Each record is to be printed again precisely as it reads.
= = = = =
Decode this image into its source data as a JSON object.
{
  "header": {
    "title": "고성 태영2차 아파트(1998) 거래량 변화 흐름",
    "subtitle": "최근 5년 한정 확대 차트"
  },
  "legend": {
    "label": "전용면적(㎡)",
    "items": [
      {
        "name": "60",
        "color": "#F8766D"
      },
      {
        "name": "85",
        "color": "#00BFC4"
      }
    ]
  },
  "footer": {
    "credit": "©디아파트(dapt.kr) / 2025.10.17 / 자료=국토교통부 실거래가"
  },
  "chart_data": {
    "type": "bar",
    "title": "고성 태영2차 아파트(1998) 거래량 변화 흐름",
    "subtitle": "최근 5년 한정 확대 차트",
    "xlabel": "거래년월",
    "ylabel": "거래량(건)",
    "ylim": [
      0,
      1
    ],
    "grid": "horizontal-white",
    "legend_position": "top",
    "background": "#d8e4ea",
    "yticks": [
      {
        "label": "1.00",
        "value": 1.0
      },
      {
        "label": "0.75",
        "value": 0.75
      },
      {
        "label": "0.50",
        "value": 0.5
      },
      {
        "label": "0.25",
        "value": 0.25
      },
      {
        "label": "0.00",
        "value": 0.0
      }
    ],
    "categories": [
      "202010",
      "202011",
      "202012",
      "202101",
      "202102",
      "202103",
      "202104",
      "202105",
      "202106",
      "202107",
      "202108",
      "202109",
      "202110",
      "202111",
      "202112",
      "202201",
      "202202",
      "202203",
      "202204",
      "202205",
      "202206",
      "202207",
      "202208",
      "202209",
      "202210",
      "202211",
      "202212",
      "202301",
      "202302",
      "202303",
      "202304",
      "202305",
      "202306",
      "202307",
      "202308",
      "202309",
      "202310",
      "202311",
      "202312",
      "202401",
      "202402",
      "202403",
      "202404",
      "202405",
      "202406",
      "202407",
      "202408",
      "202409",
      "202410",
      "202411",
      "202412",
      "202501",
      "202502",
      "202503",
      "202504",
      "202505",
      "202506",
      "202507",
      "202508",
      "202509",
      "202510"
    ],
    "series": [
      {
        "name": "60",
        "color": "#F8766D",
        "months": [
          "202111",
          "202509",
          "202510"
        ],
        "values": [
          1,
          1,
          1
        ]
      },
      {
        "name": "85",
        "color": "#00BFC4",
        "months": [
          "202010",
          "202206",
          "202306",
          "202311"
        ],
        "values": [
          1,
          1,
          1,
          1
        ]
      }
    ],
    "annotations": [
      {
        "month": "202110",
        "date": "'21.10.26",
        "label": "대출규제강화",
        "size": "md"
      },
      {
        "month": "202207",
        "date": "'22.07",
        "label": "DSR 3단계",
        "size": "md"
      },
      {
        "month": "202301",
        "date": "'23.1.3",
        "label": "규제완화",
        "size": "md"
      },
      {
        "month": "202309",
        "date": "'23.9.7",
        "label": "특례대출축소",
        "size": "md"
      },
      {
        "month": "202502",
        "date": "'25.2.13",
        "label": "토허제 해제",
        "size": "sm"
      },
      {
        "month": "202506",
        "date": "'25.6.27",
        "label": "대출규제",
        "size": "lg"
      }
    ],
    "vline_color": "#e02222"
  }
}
= = = = =
Correct answer>
Decode this image into its source data as a JSON object.
{
  "header": {
    "title": "고성 태영2차 아파트(1998) 거래량 변화 흐름",
    "subtitle": "최근 5년 한정 확대 차트"
  },
  "legend": {
    "label": "전용면적(㎡)",
    "items": [
      {
        "name": "60",
        "color": "#F8766D"
      },
      {
        "name": "85",
        "color": "#00BFC4"
      }
    ]
  },
  "footer": {
    "credit": "©디아파트(dapt.kr) / 2025.10.17 / 자료=국토교통부 실거래가"
  },
  "chart_data": {
    "type": "bar",
    "title": "고성 태영2차 아파트(1998) 거래량 변화 흐름",
    "subtitle": "최근 5년 한정 확대 차트",
    "xlabel": "거래년월",
    "ylabel": "거래량(건)",
    "ylim": [
      0,
      1
    ],
    "grid": "horizontal-white",
    "legend_position": "top",
    "background": "#d8e4ea",
    "yticks": [
      {
        "label": "1.00",
        "value": 1.0
      },
      {
        "label": "0.75",
        "value": 0.75
      },
      {
        "label": "0.50",
        "value": 0.5
      },
      {
        "label": "0.25",
        "value": 0.25
      },
      {
        "label": "0.00",
        "value": 0.0
      }
    ],
    "categories": [
      "202010",
      "202011",
      "202012",
      "202101",
      "202102",
      "202103",
      "202104",
      "202105",
      "202106",
      "202107",
      "202108",
      "202109",
      "202110",
      "202111",
      "202112",
      "202201",
      "202202",
      "202203",
      "202204",
      "202205",
      "202206",
      "202207",
      "202208",
      "202209",
      "202210",
      "202211",
      "202212",
      "202301",
      "202302",
      "202303",
      "202304",
      "202305",
      "202306",
      "202307",
      "202308",
      "202309",
      "202310",
      "202311",
      "202312",
      "202401",
      "202402",
      "202403",
      "202404",
      "202405",
      "202406",
      "202407",
      "202408",
      "202409",
      "202410",
      "202411",
      "202412",
      "202501",
      "202502",
      "202503",
      "202504",
      "202505",
      "202506",
      "202507",
      "202508",
      "202509",
      "202510"
    ],
    "series": [
      {
        "name": "60",
        "color": "#F8766D",
        "months": [
          "202111",
          "202509",
          "202510"
        ],
        "values": [
          1,
          1,
          1
        ]
      },
      {
        "name": "85",
        "color": "#00BFC4",
        "months": [
          "202010",
          "202206",
          "202306",
          "202311"
        ],
        "values": [
          1,
          1,
          1,
          1
        ]
      }
    ],
    "annotations": [
      {
        "month": "202110",
        "date": "'21.10.26",
        "label": "대출규제강화",
        "size": "md"
      },
      {
        "month": "202207",
        "date": "'22.07",
        "label": "DSR 3단계",
        "size": "md"
      },
      {
        "month": "202301",
        "date": "'23.1.3",
        "label": "규제완화",
        "size": "md"
      },
      {
        "month": "202309",
        "date": "'23.9.7",
        "label": "특례대출축소",
        "size": "md"
      },
      {
        "month": "202502",
        "date": "'25.2.13",
        "label": "토허제 해제",
        "size": "sm"
      },
      {
        "month": "202506",
        "date": "'25.6.27",
        "label": "대출규제",
        "size": "lg"
      }
    ],
    "vline_color": "#e02222"
  }
}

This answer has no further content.